------ Material to process

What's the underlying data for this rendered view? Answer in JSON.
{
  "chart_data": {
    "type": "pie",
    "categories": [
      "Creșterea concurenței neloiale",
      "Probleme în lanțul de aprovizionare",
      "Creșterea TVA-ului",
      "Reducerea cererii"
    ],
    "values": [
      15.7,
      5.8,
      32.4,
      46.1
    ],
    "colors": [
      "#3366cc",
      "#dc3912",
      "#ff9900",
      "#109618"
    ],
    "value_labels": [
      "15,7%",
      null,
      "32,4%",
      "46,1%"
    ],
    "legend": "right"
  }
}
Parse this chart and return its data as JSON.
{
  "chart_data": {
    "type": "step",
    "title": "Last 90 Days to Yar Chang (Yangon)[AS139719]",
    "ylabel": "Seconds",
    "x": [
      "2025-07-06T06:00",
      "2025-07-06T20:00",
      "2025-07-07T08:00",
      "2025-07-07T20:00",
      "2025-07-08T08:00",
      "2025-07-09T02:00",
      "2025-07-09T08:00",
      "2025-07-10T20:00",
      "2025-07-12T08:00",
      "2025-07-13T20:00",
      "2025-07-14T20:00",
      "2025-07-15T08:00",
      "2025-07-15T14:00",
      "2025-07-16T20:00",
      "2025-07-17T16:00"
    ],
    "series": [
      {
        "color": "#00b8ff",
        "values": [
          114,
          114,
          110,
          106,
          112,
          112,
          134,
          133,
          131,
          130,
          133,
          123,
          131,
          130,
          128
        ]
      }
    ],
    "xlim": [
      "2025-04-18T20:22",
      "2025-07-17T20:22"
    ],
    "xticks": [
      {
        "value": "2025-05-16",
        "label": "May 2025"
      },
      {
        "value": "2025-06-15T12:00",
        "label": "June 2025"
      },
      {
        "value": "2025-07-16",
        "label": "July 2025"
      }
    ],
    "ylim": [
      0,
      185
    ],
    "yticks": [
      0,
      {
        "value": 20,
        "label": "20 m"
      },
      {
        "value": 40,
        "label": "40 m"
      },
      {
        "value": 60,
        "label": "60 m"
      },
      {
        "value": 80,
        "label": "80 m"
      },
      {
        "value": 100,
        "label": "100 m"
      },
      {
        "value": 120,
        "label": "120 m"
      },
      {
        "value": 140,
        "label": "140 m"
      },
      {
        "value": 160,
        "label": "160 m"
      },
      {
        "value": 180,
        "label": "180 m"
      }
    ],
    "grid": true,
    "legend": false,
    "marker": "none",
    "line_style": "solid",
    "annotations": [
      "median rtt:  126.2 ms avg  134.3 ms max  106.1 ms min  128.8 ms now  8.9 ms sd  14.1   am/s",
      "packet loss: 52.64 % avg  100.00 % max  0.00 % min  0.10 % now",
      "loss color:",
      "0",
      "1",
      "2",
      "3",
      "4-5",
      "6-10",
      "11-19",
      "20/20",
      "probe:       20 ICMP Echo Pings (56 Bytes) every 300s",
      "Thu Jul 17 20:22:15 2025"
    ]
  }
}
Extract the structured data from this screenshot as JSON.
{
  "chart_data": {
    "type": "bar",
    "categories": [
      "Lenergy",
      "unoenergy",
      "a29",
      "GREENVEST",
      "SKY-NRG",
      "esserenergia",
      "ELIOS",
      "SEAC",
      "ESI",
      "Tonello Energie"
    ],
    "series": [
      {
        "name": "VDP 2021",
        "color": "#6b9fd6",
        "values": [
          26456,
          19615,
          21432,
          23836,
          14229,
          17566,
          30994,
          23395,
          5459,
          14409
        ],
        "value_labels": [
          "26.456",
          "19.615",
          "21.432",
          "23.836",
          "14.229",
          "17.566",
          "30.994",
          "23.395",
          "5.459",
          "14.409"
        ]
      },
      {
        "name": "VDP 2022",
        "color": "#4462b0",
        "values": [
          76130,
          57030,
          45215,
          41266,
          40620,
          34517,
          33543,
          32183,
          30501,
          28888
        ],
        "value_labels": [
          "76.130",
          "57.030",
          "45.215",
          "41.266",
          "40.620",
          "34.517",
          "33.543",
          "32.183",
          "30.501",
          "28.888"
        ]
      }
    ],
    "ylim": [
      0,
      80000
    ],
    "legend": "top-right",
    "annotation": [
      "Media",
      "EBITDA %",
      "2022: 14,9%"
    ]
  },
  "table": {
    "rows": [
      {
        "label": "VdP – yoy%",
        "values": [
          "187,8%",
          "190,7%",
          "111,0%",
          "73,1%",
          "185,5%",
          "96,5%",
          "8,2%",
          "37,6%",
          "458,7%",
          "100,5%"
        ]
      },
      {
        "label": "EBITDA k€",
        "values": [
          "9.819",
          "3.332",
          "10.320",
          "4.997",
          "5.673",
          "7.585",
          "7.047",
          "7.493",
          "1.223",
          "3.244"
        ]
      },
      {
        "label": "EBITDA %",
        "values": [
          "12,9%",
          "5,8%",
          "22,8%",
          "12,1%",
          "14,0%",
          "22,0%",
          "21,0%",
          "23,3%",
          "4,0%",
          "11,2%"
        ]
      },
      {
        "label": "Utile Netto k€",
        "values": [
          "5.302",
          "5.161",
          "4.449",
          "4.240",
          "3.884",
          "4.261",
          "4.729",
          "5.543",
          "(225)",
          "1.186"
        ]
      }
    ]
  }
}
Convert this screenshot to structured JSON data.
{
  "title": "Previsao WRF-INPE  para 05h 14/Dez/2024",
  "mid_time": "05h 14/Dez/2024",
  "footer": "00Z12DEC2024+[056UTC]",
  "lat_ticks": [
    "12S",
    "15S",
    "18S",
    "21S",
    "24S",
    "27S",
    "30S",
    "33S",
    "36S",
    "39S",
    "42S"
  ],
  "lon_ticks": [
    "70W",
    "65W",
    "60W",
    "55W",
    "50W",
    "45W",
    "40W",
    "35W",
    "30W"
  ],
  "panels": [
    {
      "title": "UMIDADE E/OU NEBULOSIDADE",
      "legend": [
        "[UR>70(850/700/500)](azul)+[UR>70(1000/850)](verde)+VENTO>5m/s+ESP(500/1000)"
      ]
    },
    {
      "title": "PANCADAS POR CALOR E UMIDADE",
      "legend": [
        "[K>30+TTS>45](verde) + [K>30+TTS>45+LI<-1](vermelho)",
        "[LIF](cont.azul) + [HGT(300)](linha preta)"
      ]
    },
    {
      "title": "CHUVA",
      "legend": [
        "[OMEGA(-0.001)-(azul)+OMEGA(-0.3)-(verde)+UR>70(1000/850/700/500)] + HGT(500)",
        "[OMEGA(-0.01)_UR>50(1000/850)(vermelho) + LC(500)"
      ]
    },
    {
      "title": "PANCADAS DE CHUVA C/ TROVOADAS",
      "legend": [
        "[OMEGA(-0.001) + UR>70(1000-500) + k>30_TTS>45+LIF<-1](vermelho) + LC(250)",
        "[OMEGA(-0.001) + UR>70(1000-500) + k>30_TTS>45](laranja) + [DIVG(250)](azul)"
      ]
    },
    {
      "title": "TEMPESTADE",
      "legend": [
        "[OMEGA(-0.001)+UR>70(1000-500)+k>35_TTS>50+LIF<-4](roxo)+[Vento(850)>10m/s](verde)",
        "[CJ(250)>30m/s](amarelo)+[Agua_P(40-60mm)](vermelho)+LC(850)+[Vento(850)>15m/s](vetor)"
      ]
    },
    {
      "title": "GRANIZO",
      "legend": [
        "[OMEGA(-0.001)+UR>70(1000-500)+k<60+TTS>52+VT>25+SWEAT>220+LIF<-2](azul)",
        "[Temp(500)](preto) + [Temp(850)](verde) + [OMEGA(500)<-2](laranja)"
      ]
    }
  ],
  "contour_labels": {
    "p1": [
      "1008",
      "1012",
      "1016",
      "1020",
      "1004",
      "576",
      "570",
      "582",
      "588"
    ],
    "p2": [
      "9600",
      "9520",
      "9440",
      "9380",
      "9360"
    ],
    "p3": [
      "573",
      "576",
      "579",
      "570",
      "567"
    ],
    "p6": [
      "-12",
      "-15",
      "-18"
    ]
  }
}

------------

- Set task -
Report how many lines of the listing hold the word "laranja", with nothing but the number.

- Exercise response -
2